_Records shown_:
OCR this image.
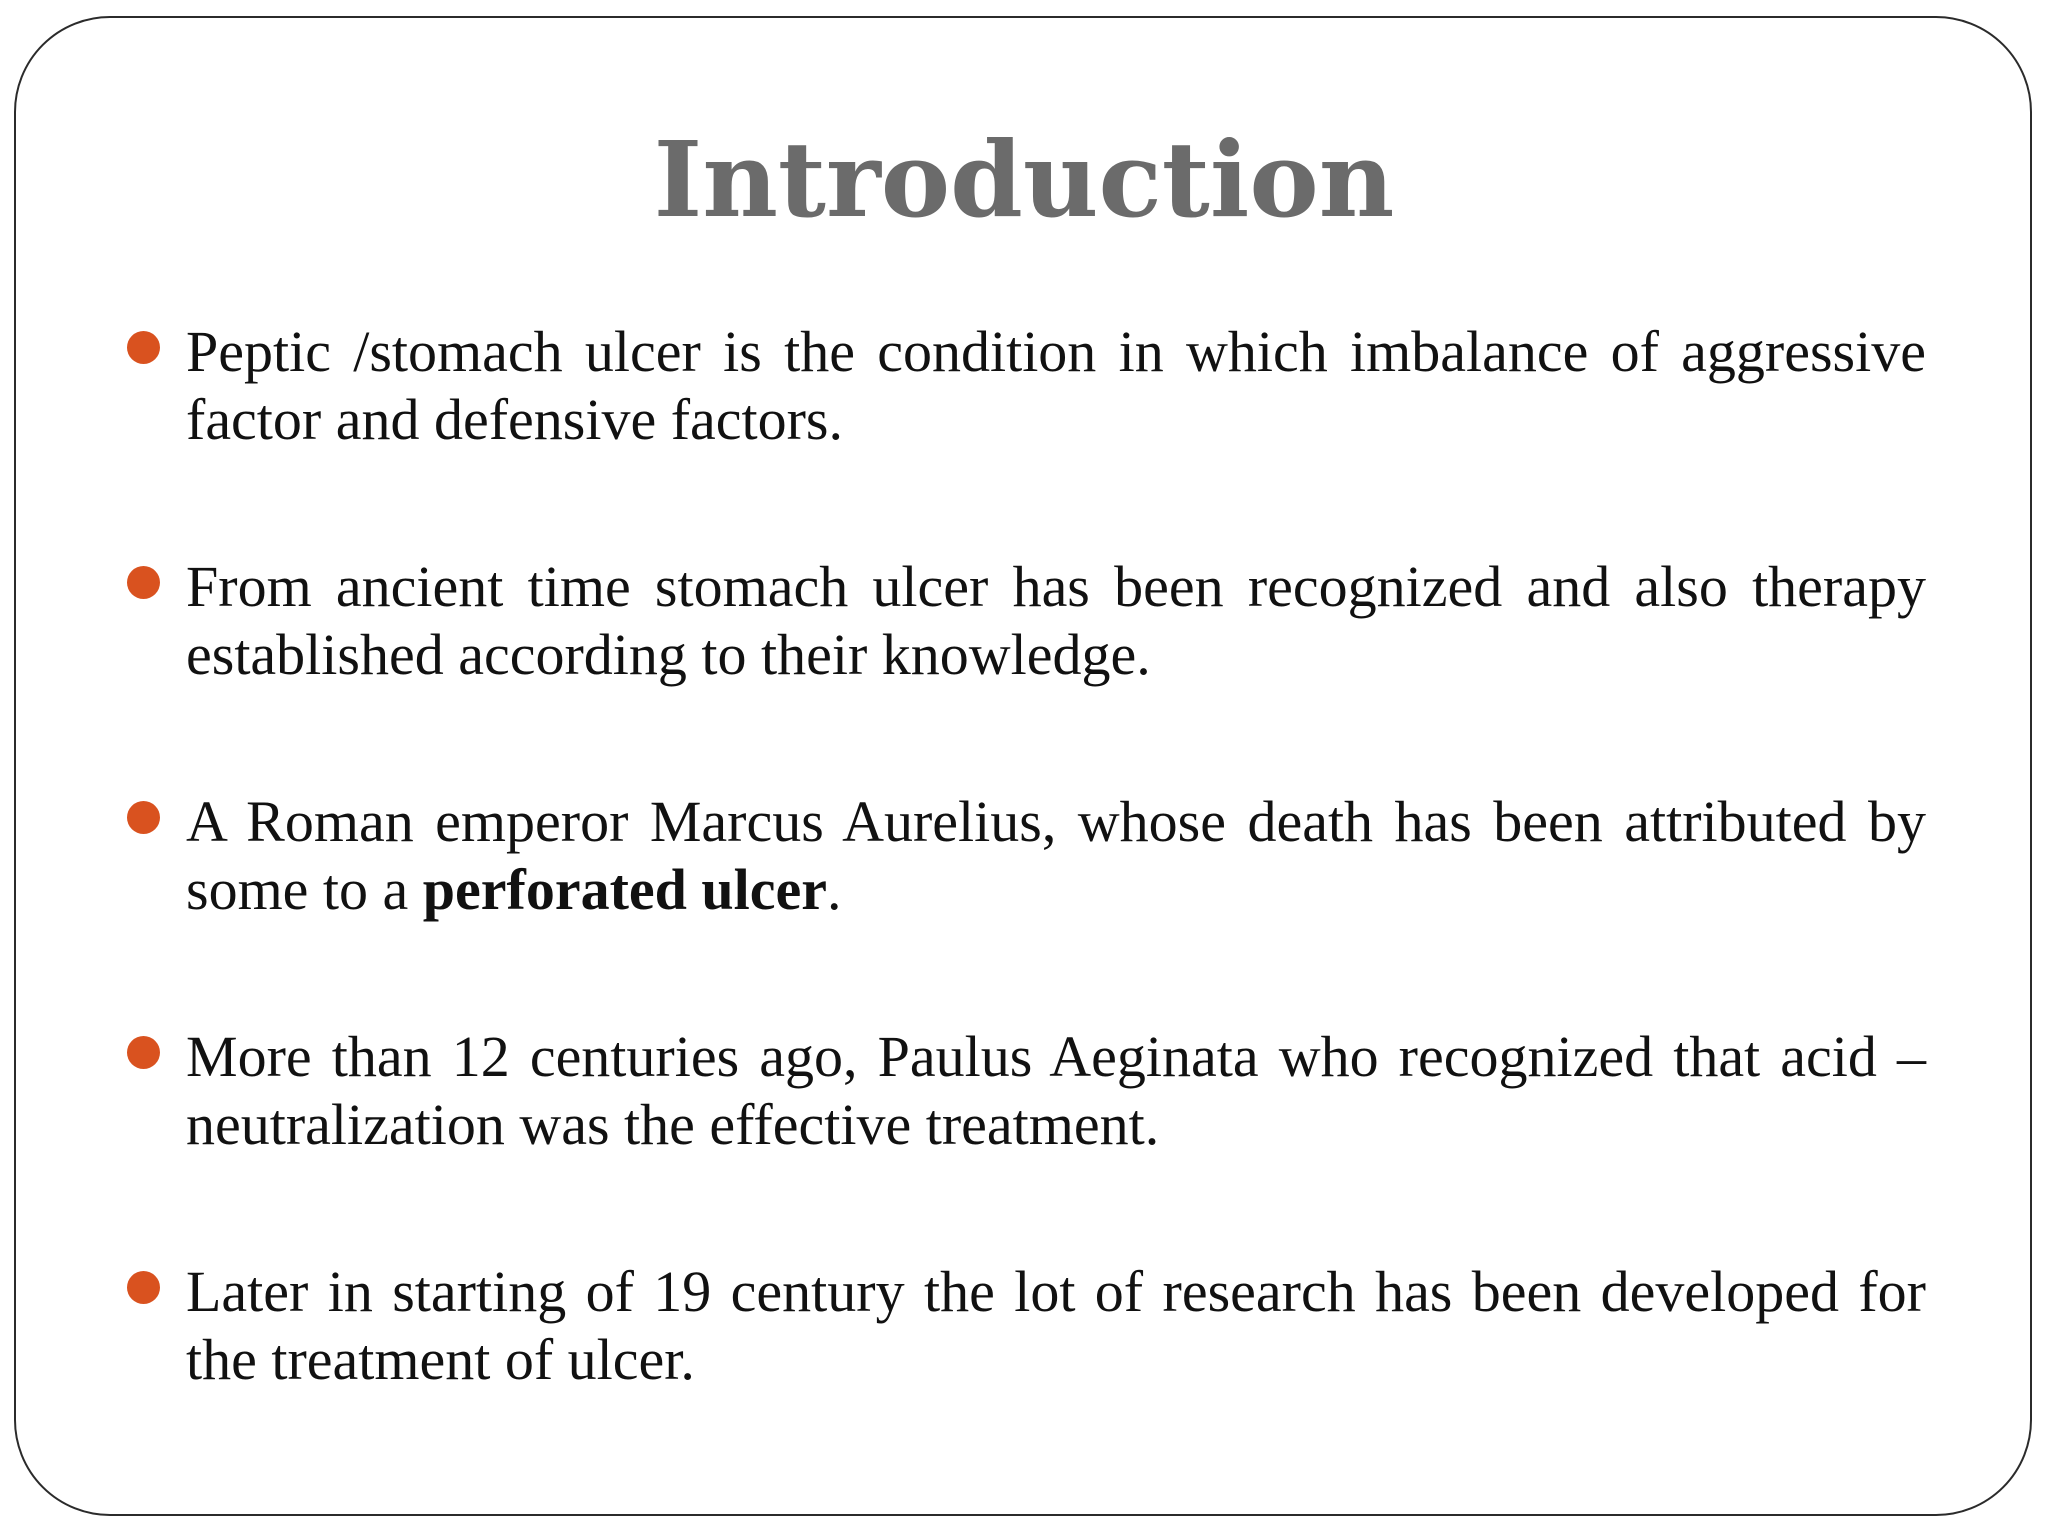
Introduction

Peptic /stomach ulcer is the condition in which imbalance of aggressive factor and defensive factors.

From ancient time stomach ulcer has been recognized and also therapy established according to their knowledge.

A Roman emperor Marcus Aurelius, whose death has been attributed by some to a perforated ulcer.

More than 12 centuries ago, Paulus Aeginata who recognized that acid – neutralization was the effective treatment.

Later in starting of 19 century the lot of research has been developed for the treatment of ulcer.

* * *

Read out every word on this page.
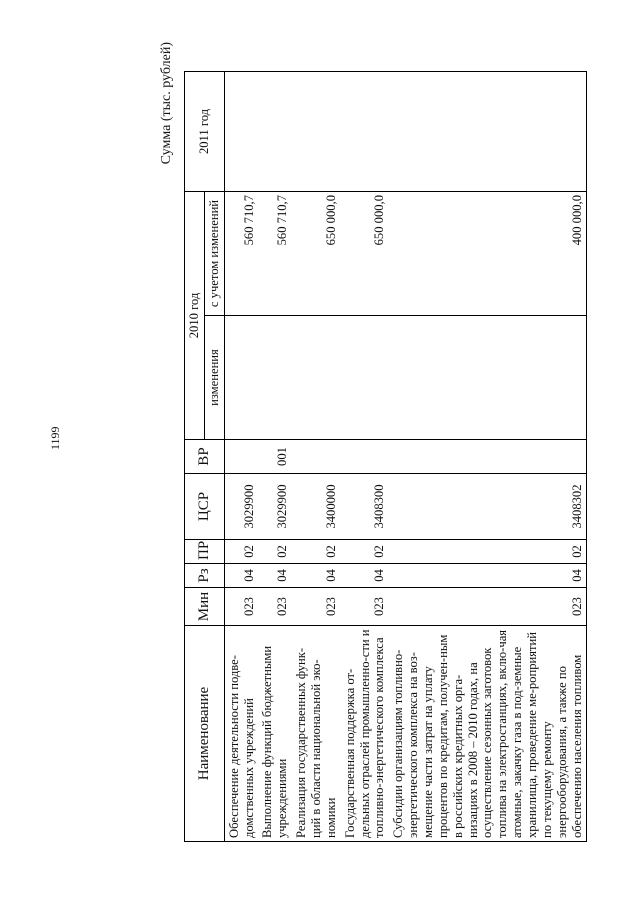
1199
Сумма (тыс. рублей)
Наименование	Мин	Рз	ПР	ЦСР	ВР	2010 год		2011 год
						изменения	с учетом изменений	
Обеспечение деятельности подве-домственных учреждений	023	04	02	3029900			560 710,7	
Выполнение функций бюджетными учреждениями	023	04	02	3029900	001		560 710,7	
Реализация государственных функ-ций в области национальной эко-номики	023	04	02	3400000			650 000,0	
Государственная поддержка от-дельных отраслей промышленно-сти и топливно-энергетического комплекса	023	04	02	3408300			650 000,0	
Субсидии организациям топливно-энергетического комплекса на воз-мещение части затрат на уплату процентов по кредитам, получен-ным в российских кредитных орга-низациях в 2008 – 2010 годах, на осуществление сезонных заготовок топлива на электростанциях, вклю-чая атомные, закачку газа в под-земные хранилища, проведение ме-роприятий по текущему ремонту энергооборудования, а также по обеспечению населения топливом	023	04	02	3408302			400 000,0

==

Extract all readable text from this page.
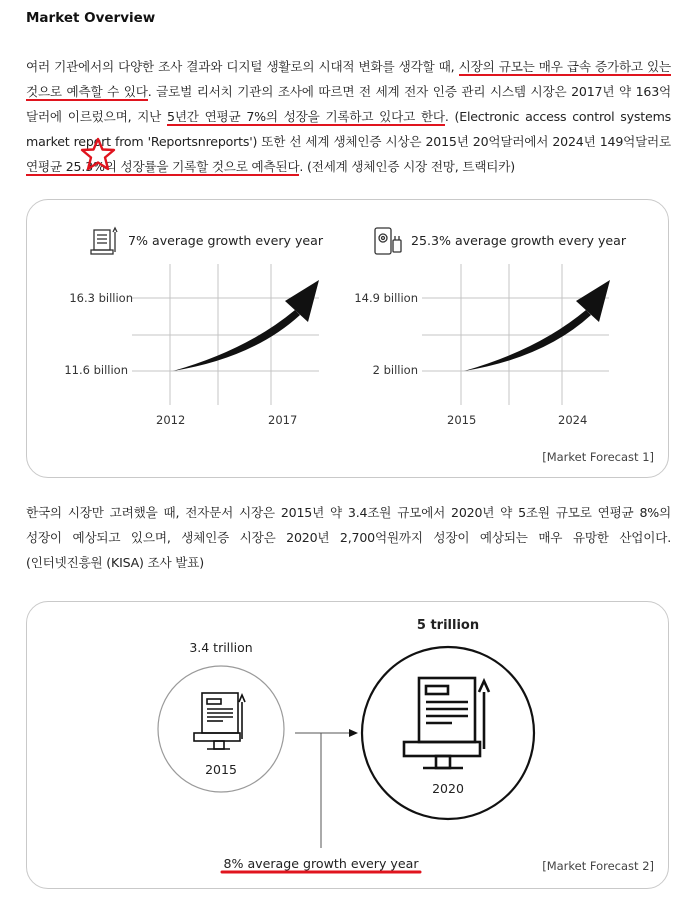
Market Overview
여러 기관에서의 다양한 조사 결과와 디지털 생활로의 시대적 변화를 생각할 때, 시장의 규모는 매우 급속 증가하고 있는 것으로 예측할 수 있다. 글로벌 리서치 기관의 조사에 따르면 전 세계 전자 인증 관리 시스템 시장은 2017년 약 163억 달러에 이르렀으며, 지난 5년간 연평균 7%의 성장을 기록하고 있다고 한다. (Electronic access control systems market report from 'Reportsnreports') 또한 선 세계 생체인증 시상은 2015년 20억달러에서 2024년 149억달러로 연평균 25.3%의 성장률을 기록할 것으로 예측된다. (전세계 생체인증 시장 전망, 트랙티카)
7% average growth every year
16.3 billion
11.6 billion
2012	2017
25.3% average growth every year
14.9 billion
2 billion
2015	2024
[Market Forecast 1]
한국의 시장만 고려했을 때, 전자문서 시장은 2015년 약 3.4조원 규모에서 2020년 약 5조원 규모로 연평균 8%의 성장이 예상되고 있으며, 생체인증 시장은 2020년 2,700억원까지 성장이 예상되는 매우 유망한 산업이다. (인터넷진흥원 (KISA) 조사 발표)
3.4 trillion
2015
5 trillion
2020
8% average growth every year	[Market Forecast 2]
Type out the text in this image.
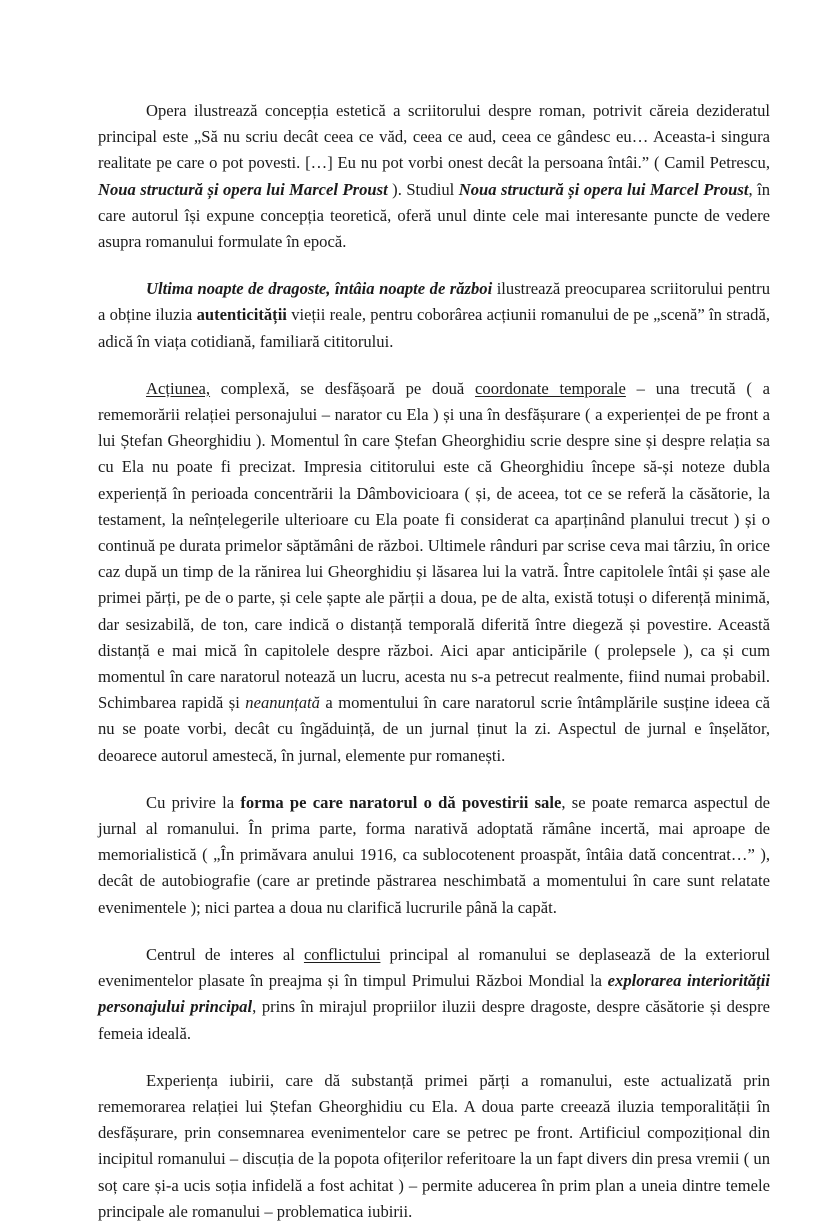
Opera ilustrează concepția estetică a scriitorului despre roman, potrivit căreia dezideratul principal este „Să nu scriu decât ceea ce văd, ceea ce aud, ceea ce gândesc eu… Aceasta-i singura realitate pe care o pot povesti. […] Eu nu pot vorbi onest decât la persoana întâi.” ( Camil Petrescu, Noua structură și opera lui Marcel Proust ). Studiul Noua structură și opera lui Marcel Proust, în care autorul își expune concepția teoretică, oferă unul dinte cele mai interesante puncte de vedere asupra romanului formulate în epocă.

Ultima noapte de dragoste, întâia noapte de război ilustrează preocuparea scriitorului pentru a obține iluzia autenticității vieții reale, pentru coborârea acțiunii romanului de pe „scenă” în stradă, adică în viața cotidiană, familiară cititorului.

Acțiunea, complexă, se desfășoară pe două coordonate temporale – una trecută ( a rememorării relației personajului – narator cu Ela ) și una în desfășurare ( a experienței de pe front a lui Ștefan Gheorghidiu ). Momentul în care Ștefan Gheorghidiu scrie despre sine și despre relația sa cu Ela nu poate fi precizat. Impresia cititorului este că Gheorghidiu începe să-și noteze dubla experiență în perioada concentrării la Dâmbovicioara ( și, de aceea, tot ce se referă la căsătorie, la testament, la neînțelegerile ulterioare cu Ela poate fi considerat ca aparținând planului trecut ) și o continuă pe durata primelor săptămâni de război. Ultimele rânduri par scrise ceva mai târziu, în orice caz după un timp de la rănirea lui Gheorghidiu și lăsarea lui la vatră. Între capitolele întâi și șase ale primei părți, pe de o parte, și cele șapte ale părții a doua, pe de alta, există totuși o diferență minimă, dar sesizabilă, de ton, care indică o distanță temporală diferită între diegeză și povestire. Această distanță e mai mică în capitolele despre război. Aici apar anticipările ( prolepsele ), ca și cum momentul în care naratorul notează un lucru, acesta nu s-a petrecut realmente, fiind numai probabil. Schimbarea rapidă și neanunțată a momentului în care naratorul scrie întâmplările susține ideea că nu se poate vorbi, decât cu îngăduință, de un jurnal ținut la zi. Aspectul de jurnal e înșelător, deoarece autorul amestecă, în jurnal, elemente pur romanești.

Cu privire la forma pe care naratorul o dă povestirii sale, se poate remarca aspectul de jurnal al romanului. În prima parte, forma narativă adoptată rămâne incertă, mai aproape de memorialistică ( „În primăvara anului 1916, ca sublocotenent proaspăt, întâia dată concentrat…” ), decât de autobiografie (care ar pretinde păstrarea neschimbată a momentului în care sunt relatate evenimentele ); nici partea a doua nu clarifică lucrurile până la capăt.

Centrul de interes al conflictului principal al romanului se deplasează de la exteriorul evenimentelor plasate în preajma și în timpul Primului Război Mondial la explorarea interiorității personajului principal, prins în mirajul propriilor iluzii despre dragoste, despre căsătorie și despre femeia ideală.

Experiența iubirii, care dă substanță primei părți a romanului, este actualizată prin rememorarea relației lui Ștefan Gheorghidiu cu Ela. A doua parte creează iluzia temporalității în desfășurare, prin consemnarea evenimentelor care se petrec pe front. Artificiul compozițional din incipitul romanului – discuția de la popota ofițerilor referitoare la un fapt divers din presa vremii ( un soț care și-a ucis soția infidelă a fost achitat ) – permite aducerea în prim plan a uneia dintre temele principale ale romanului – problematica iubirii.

_Your objective_: Copy all lines in the listing above where the string "average" appears.

_Correct output_:
7% average growth every year
25.3% average growth every year
8% average growth every year	[Market Forecast 2]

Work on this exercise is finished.